> [Task directions] Below is a block of records; return all of them exactly, but without the images.

> [The records]
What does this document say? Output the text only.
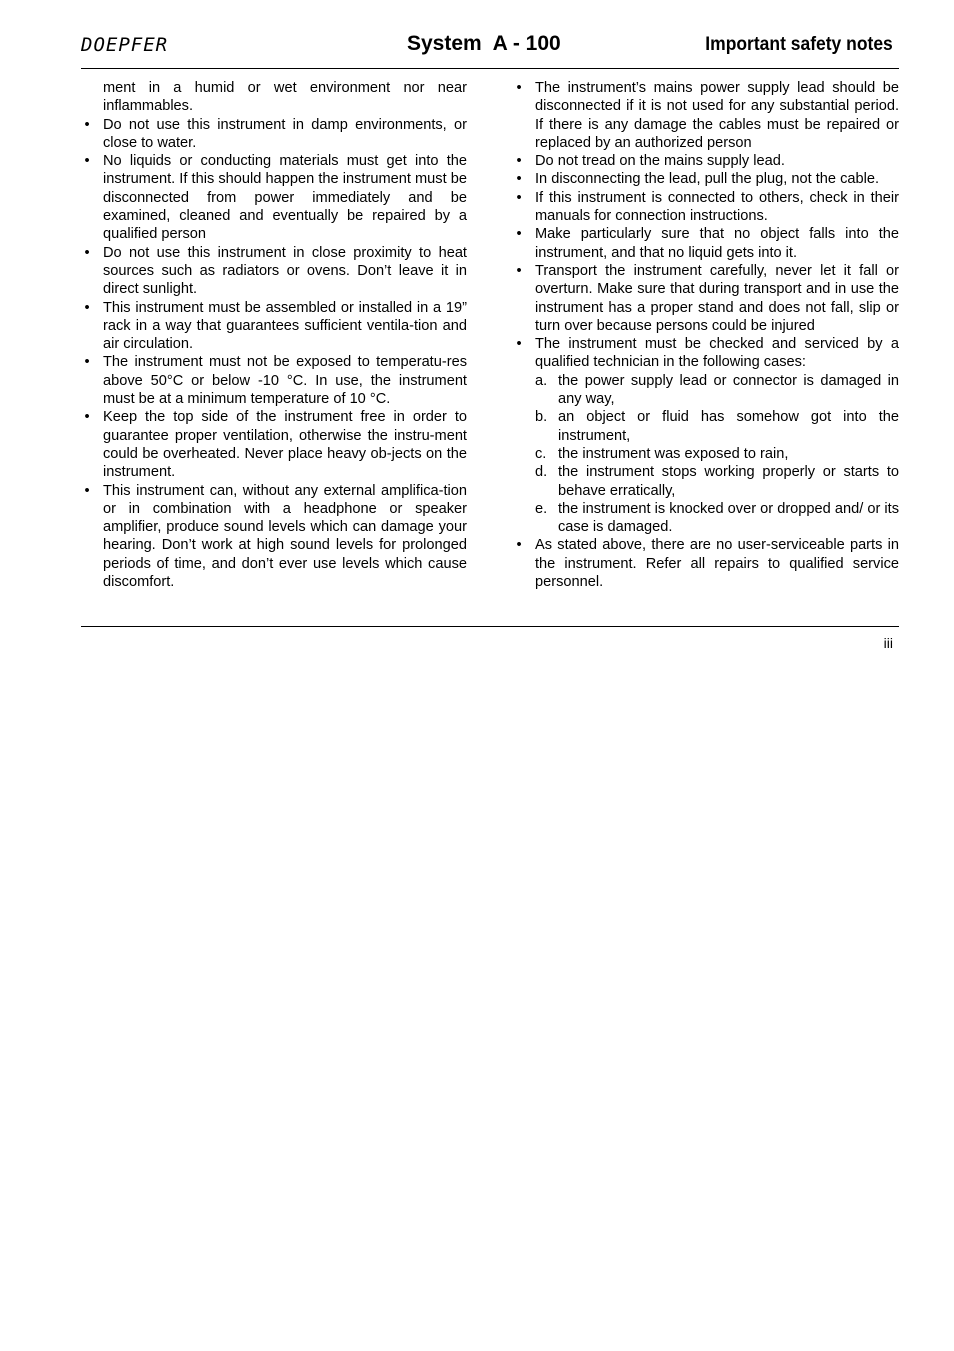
DOEPFER	System  A - 100	Important safety notes

ment in a humid or wet environment nor near inflammables.

• Do not use this instrument in damp environments, or close to water.
• No liquids or conducting materials must get into the instrument. If this should happen the instrument must be disconnected from power immediately and be examined, cleaned and eventually be repaired by a qualified person
• Do not use this instrument in close proximity to heat sources such as radiators or ovens. Don’t leave it in direct sunlight.
• This instrument must be assembled or installed in a 19” rack in a way that guarantees sufficient ventila-tion and air circulation.
• The instrument must not be exposed to temperatu-res above 50°C or below -10 °C. In use, the instrument must be at a minimum temperature of 10 °C.
• Keep the top side of the instrument free in order to guarantee proper ventilation, otherwise the instru-ment could be overheated. Never place heavy ob-jects on the instrument.
• This instrument can, without any external amplifica-tion or in combination with a headphone or speaker amplifier, produce sound levels which can damage your hearing. Don’t work at high sound levels for prolonged periods of time, and don’t ever use levels which cause discomfort.
• The instrument’s mains power supply lead should be disconnected if it is not used for any substantial period. If there is any damage the cables must be repaired or replaced by an authorized person
• Do not tread on the mains supply lead.
• In disconnecting the lead, pull the plug, not the cable.
• If this instrument is connected to others, check in their manuals for connection instructions.
• Make particularly sure that no object falls into the instrument, and that no liquid gets into it.
• Transport the instrument carefully, never let it fall or overturn. Make sure that during transport and in use the instrument has a proper stand and does not fall, slip or turn over because persons could be injured
• The instrument must be checked and serviced by a qualified technician in the following cases:
a. the power supply lead or connector is damaged in any way,
b. an object or fluid has somehow got into the instrument,
c. the instrument was exposed to rain,
d. the instrument stops working properly or starts to behave erratically,
e. the instrument is knocked over or dropped and/ or its case is damaged.
• As stated above, there are no user-serviceable parts in the instrument. Refer all repairs to qualified service personnel.
iii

> [Worked solution]
What does this document say? Output the text only.
DOEPFER	System  A - 100	Important safety notes

ment in a humid or wet environment nor near inflammables.

• Do not use this instrument in damp environments, or close to water.
• No liquids or conducting materials must get into the instrument. If this should happen the instrument must be disconnected from power immediately and be examined, cleaned and eventually be repaired by a qualified person
• Do not use this instrument in close proximity to heat sources such as radiators or ovens. Don’t leave it in direct sunlight.
• This instrument must be assembled or installed in a 19” rack in a way that guarantees sufficient ventila-tion and air circulation.
• The instrument must not be exposed to temperatu-res above 50°C or below -10 °C. In use, the instrument must be at a minimum temperature of 10 °C.
• Keep the top side of the instrument free in order to guarantee proper ventilation, otherwise the instru-ment could be overheated. Never place heavy ob-jects on the instrument.
• This instrument can, without any external amplifica-tion or in combination with a headphone or speaker amplifier, produce sound levels which can damage your hearing. Don’t work at high sound levels for prolonged periods of time, and don’t ever use levels which cause discomfort.
• The instrument’s mains power supply lead should be disconnected if it is not used for any substantial period. If there is any damage the cables must be repaired or replaced by an authorized person
• Do not tread on the mains supply lead.
• In disconnecting the lead, pull the plug, not the cable.
• If this instrument is connected to others, check in their manuals for connection instructions.
• Make particularly sure that no object falls into the instrument, and that no liquid gets into it.
• Transport the instrument carefully, never let it fall or overturn. Make sure that during transport and in use the instrument has a proper stand and does not fall, slip or turn over because persons could be injured
• The instrument must be checked and serviced by a qualified technician in the following cases:
a. the power supply lead or connector is damaged in any way,
b. an object or fluid has somehow got into the instrument,
c. the instrument was exposed to rain,
d. the instrument stops working properly or starts to behave erratically,
e. the instrument is knocked over or dropped and/ or its case is damaged.
• As stated above, there are no user-serviceable parts in the instrument. Refer all repairs to qualified service personnel.
iii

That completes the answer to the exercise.